*Work to complete*: Establish how many lines in the material include the string "from" and report it as a lone number.

:::

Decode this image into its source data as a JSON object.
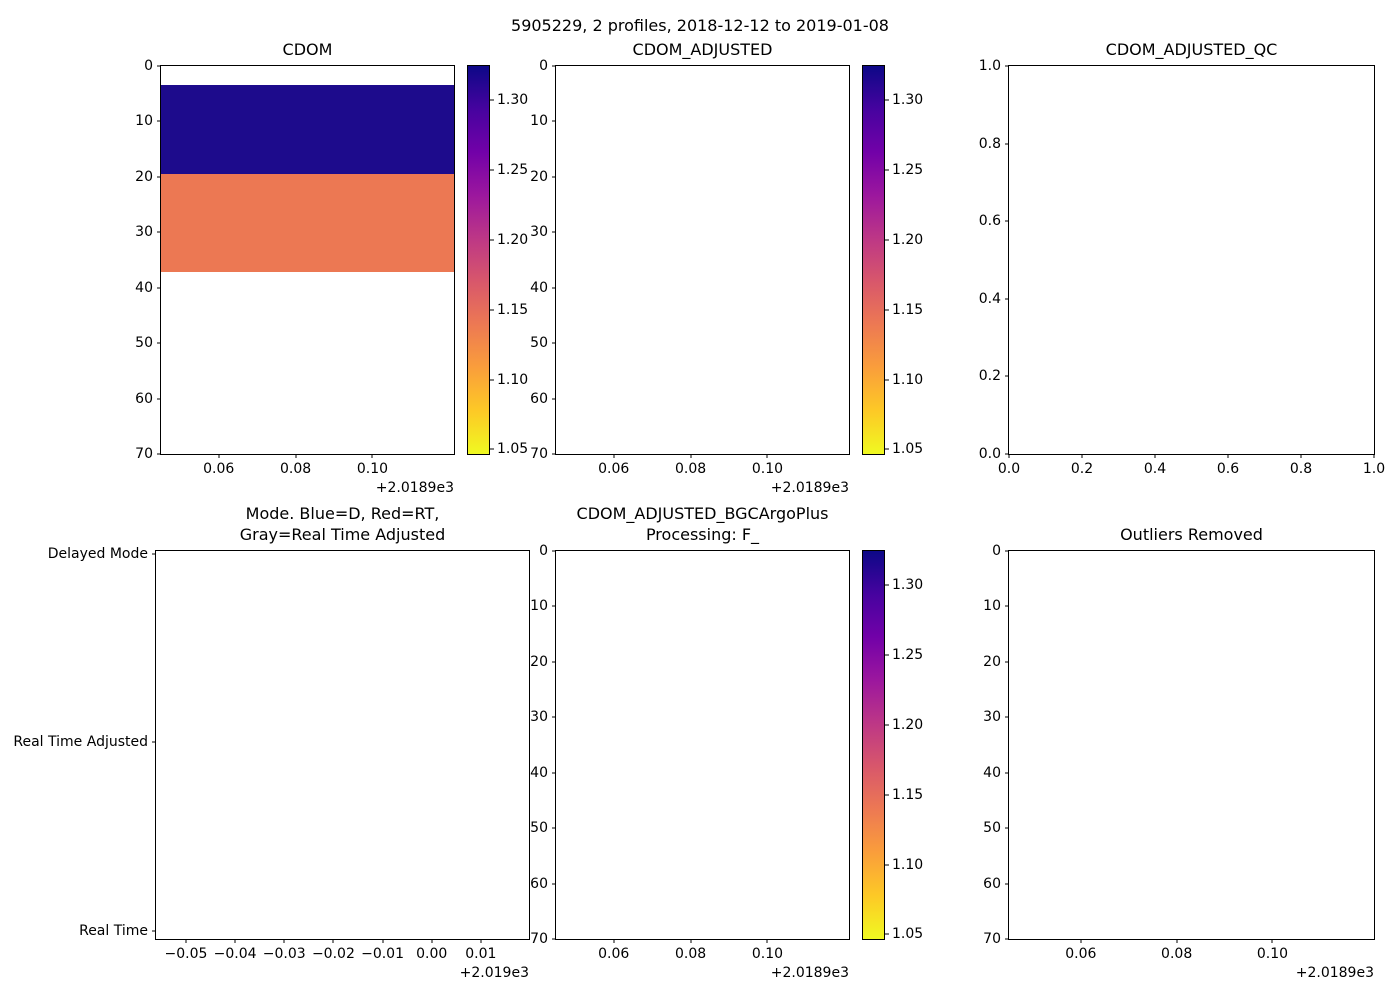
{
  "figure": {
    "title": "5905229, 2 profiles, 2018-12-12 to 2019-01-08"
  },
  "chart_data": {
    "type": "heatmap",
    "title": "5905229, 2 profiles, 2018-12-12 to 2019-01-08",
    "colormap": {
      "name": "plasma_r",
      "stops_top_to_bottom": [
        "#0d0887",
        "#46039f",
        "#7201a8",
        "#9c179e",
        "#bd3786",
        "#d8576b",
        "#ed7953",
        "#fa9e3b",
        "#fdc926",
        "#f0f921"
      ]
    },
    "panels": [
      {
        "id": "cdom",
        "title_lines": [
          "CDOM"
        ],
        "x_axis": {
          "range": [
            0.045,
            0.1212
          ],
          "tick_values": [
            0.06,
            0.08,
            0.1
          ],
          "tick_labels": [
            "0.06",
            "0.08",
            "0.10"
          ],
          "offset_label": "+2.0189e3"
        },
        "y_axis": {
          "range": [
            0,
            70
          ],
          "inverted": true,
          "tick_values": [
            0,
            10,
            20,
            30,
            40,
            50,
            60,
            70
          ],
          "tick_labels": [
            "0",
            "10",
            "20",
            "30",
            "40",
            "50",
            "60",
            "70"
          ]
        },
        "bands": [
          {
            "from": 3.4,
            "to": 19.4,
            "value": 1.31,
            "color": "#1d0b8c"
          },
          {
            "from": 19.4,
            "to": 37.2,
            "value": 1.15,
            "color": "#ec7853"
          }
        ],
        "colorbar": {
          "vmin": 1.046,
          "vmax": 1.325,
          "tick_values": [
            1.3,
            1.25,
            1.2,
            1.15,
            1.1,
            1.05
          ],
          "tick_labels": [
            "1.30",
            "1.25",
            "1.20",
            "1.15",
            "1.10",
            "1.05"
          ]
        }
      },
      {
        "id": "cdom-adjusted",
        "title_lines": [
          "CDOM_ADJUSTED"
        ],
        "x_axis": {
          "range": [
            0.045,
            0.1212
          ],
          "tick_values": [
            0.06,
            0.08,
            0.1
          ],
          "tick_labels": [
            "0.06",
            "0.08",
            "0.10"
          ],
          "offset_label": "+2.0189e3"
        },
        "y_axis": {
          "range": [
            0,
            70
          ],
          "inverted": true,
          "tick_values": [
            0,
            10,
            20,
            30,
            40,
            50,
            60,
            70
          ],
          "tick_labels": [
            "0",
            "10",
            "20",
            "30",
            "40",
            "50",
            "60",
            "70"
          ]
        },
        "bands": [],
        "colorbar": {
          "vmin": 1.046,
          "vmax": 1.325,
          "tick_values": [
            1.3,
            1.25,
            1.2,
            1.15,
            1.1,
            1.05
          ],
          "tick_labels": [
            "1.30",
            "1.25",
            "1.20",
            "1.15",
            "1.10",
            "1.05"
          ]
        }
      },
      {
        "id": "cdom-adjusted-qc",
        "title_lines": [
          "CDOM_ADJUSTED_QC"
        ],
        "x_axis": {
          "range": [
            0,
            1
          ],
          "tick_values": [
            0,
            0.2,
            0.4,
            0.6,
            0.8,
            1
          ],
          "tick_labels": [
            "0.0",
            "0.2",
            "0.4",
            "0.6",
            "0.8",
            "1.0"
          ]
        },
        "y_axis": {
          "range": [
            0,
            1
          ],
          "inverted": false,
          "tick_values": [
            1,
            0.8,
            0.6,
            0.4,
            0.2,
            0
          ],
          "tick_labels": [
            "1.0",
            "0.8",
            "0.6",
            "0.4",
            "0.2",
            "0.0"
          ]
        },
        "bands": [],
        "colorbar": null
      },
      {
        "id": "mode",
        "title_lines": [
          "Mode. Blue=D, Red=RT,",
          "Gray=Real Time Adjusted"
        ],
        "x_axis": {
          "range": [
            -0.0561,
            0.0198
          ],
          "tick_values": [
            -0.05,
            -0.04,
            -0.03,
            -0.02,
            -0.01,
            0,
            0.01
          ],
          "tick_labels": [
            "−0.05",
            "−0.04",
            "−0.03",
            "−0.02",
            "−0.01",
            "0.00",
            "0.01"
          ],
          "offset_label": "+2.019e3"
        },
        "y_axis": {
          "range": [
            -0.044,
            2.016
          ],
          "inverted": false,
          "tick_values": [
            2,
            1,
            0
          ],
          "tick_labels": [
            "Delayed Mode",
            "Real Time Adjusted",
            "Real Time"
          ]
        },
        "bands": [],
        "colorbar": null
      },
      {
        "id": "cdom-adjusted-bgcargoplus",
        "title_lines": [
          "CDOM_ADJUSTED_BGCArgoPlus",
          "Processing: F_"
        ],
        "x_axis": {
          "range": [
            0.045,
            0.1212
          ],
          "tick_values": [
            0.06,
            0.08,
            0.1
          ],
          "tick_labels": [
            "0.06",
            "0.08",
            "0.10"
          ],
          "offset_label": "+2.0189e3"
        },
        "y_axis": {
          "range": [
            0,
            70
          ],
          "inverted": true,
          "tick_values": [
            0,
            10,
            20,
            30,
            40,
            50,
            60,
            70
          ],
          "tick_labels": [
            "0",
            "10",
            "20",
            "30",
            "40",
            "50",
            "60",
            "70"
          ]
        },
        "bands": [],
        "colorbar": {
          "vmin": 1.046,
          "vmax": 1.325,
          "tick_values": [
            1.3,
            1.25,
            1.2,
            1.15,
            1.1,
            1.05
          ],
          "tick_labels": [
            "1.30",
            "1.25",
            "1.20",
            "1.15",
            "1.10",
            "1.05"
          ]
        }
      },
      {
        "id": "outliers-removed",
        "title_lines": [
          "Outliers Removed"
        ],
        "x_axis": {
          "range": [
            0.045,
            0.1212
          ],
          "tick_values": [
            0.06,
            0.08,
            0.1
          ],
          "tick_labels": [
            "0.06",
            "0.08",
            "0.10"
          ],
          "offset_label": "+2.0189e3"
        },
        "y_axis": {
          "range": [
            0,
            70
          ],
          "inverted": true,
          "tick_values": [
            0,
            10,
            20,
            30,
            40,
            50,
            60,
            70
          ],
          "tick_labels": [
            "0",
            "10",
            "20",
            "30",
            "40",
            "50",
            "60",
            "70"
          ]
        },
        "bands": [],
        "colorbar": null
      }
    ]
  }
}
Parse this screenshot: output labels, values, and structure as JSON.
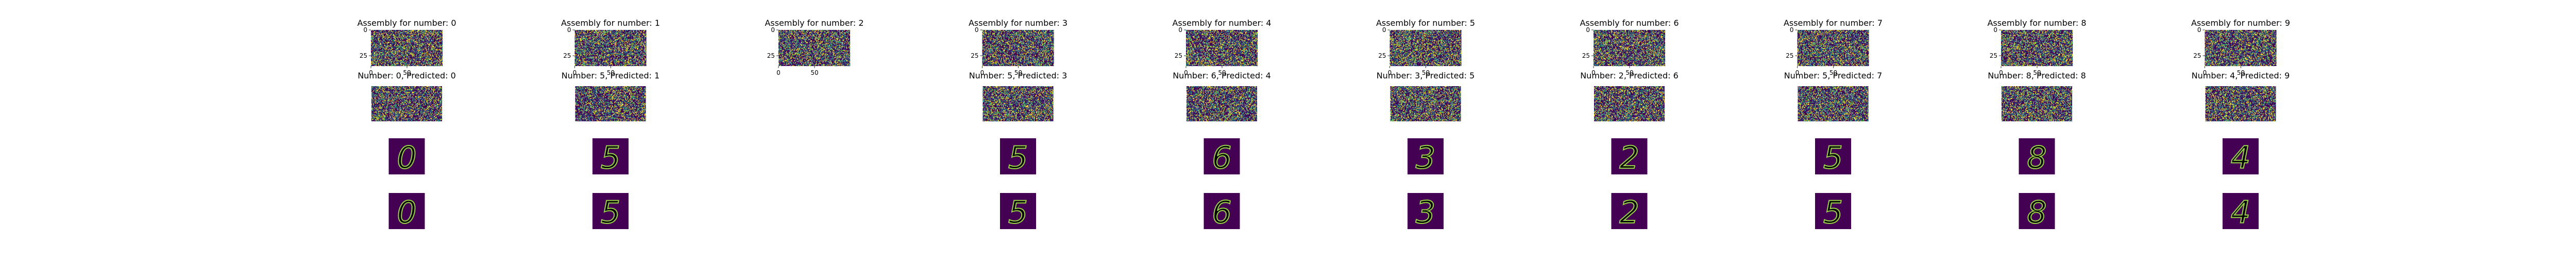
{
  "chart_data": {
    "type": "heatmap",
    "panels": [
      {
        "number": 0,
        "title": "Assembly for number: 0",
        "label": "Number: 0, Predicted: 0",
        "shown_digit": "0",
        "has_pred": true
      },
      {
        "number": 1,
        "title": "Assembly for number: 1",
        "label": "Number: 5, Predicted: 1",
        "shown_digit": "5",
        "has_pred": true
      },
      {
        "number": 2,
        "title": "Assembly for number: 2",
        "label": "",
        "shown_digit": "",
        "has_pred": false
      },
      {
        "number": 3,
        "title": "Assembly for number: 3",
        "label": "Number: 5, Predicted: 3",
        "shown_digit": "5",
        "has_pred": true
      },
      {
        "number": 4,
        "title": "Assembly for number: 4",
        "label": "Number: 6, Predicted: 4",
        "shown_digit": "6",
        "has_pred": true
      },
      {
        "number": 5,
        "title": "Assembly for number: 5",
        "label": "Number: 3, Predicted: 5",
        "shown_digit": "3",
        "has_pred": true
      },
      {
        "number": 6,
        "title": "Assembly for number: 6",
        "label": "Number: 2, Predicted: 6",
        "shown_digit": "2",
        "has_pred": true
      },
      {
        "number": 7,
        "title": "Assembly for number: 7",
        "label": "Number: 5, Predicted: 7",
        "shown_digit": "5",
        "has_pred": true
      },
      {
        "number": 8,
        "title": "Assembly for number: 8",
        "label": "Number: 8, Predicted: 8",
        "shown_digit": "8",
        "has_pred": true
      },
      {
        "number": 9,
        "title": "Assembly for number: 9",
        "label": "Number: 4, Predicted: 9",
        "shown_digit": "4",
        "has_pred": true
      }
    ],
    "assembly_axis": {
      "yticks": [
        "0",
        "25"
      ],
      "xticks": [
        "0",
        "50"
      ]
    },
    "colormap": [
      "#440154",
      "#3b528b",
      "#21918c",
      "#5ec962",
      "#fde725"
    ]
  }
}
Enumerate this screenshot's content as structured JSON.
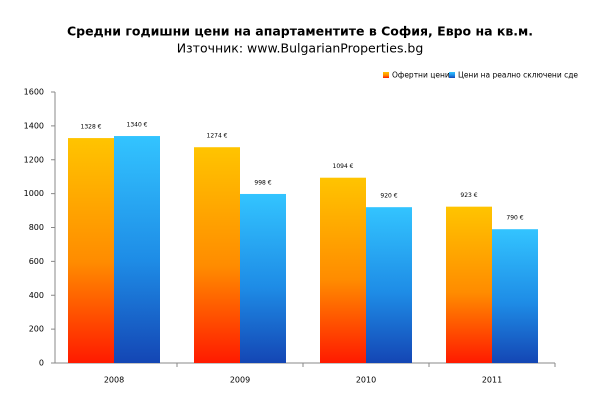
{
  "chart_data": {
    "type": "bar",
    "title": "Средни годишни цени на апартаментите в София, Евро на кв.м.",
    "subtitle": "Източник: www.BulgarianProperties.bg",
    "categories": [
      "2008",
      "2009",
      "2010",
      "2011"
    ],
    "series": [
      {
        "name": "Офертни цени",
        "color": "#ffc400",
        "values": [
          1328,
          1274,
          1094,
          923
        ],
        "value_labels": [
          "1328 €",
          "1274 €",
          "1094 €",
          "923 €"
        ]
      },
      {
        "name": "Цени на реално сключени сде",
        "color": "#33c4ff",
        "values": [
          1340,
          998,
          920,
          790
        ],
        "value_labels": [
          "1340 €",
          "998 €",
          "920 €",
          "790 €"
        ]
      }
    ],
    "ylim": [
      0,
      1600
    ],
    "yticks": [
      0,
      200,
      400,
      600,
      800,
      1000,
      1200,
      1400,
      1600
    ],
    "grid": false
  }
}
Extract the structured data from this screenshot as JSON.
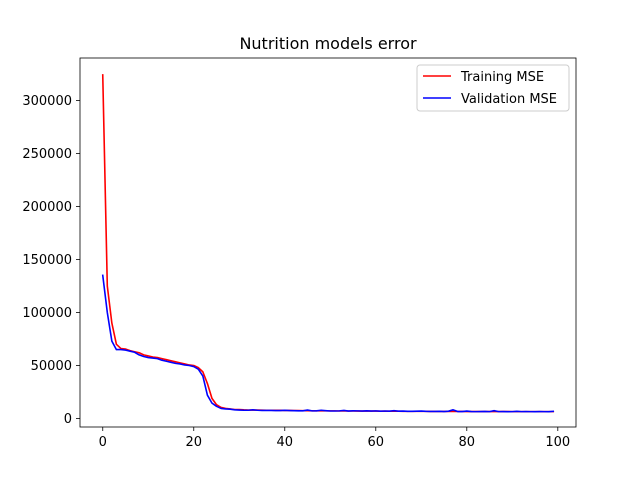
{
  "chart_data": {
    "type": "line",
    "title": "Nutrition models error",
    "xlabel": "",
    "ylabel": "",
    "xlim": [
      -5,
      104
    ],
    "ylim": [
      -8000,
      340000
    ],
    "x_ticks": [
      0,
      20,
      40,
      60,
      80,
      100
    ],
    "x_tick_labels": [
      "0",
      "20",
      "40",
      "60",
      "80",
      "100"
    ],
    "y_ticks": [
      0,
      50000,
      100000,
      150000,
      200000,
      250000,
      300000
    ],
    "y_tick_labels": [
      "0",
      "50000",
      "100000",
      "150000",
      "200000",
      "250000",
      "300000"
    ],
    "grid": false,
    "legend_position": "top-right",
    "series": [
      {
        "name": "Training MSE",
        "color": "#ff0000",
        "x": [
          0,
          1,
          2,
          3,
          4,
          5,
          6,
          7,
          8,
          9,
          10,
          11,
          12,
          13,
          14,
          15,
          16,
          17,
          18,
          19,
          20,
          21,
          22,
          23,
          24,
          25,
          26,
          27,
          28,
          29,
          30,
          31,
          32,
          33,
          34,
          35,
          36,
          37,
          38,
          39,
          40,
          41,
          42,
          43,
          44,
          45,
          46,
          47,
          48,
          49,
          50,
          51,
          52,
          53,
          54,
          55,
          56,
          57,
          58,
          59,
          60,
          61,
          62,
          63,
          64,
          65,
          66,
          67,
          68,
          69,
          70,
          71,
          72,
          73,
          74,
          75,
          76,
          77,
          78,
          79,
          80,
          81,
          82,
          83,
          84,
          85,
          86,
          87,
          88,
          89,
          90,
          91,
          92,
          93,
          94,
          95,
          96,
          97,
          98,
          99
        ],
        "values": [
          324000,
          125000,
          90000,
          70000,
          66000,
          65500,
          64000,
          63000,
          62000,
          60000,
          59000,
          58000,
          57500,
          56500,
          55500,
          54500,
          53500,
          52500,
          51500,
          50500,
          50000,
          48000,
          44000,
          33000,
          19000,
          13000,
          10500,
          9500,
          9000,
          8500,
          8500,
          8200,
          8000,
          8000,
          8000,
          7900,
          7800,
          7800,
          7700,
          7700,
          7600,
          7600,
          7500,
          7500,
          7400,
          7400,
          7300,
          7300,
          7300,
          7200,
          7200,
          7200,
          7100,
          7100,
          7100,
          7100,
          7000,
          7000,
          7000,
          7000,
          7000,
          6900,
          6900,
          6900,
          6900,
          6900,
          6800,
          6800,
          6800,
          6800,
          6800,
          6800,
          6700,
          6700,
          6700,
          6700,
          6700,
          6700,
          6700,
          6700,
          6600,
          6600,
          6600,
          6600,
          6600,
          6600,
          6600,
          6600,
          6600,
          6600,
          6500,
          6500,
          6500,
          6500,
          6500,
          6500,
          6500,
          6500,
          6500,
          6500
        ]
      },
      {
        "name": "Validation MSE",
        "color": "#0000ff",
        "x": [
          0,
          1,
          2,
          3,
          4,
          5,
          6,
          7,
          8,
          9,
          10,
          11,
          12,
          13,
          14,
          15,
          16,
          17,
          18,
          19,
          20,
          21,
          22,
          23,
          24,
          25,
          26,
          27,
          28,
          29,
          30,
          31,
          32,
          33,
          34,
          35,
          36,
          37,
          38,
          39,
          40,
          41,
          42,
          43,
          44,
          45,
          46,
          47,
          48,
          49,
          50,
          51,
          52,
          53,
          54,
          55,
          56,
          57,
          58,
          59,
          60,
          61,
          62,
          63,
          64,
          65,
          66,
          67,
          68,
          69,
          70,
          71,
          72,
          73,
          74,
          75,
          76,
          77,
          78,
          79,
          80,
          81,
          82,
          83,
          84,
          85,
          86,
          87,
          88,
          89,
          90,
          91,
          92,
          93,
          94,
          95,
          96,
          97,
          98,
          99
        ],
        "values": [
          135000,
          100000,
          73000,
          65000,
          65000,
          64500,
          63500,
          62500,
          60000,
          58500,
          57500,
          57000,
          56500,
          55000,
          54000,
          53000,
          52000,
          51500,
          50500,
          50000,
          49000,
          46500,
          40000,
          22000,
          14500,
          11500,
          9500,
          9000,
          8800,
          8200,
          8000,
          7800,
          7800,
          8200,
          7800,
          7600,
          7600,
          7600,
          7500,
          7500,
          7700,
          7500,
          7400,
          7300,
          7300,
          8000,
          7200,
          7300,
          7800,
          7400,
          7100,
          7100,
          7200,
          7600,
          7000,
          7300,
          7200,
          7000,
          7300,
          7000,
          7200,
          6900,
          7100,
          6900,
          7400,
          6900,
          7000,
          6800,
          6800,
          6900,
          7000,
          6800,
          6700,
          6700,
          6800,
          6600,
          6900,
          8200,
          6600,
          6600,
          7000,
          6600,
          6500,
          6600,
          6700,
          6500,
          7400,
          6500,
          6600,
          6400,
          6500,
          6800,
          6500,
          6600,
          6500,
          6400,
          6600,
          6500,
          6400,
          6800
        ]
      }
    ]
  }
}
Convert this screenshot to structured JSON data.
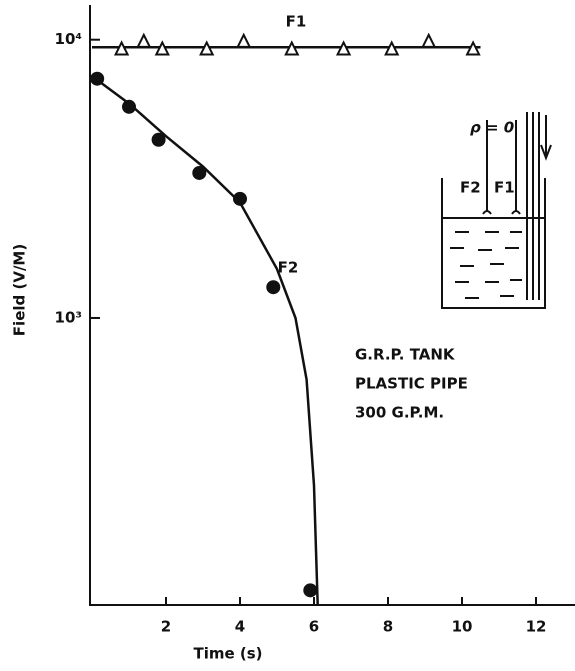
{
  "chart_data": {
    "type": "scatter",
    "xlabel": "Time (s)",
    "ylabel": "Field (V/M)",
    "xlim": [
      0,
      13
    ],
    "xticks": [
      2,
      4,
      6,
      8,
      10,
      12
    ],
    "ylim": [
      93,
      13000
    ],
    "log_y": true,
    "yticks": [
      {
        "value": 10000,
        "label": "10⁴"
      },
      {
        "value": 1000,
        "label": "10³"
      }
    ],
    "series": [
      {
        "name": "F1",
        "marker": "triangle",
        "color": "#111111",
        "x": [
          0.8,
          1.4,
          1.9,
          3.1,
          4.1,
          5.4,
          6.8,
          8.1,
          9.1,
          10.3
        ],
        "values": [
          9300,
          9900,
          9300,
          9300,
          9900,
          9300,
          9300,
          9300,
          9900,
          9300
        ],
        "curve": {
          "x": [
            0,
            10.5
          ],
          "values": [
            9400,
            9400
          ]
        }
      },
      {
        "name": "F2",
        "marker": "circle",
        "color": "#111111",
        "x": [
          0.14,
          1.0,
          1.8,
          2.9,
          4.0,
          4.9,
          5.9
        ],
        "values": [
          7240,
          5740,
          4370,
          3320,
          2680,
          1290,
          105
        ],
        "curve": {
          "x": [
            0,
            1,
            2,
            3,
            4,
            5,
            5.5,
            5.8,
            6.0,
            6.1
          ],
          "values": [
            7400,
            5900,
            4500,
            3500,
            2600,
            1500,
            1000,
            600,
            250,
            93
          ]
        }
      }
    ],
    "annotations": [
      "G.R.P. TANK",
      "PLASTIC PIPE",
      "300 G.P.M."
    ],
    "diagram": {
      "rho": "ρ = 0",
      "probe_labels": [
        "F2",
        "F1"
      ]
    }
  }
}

:::

*Output of the exercise*: 3